• PROBLEM STATEMENT
Copy out all of the data below with no alterations.
begin RECORDS TO USE
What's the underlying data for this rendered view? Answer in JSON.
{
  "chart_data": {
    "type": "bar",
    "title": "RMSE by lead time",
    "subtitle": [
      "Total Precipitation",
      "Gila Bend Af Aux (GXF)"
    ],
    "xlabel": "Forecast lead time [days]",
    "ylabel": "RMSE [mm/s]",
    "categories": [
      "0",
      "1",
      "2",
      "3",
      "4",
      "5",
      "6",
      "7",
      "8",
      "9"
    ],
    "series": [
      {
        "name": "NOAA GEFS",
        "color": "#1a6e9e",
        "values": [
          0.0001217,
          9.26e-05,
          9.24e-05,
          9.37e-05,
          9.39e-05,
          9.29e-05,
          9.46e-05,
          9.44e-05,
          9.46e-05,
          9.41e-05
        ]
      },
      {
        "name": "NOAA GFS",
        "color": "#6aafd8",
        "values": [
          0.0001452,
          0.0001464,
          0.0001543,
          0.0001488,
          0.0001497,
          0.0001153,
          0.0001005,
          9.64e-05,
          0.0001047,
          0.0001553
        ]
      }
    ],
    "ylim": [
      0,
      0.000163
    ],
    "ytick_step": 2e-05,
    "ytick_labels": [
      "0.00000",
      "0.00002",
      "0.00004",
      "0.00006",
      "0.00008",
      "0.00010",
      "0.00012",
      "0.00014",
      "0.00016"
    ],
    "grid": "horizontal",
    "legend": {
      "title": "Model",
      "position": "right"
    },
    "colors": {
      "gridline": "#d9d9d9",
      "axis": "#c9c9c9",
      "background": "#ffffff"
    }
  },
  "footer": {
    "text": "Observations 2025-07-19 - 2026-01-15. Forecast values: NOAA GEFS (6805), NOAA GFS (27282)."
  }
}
end RECORDS TO USE
• ANSWER
What's the underlying data for this rendered view? Answer in JSON.
{
  "chart_data": {
    "type": "bar",
    "title": "RMSE by lead time",
    "subtitle": [
      "Total Precipitation",
      "Gila Bend Af Aux (GXF)"
    ],
    "xlabel": "Forecast lead time [days]",
    "ylabel": "RMSE [mm/s]",
    "categories": [
      "0",
      "1",
      "2",
      "3",
      "4",
      "5",
      "6",
      "7",
      "8",
      "9"
    ],
    "series": [
      {
        "name": "NOAA GEFS",
        "color": "#1a6e9e",
        "values": [
          0.0001217,
          9.26e-05,
          9.24e-05,
          9.37e-05,
          9.39e-05,
          9.29e-05,
          9.46e-05,
          9.44e-05,
          9.46e-05,
          9.41e-05
        ]
      },
      {
        "name": "NOAA GFS",
        "color": "#6aafd8",
        "values": [
          0.0001452,
          0.0001464,
          0.0001543,
          0.0001488,
          0.0001497,
          0.0001153,
          0.0001005,
          9.64e-05,
          0.0001047,
          0.0001553
        ]
      }
    ],
    "ylim": [
      0,
      0.000163
    ],
    "ytick_step": 2e-05,
    "ytick_labels": [
      "0.00000",
      "0.00002",
      "0.00004",
      "0.00006",
      "0.00008",
      "0.00010",
      "0.00012",
      "0.00014",
      "0.00016"
    ],
    "grid": "horizontal",
    "legend": {
      "title": "Model",
      "position": "right"
    },
    "colors": {
      "gridline": "#d9d9d9",
      "axis": "#c9c9c9",
      "background": "#ffffff"
    }
  },
  "footer": {
    "text": "Observations 2025-07-19 - 2026-01-15. Forecast values: NOAA GEFS (6805), NOAA GFS (27282)."
  }
}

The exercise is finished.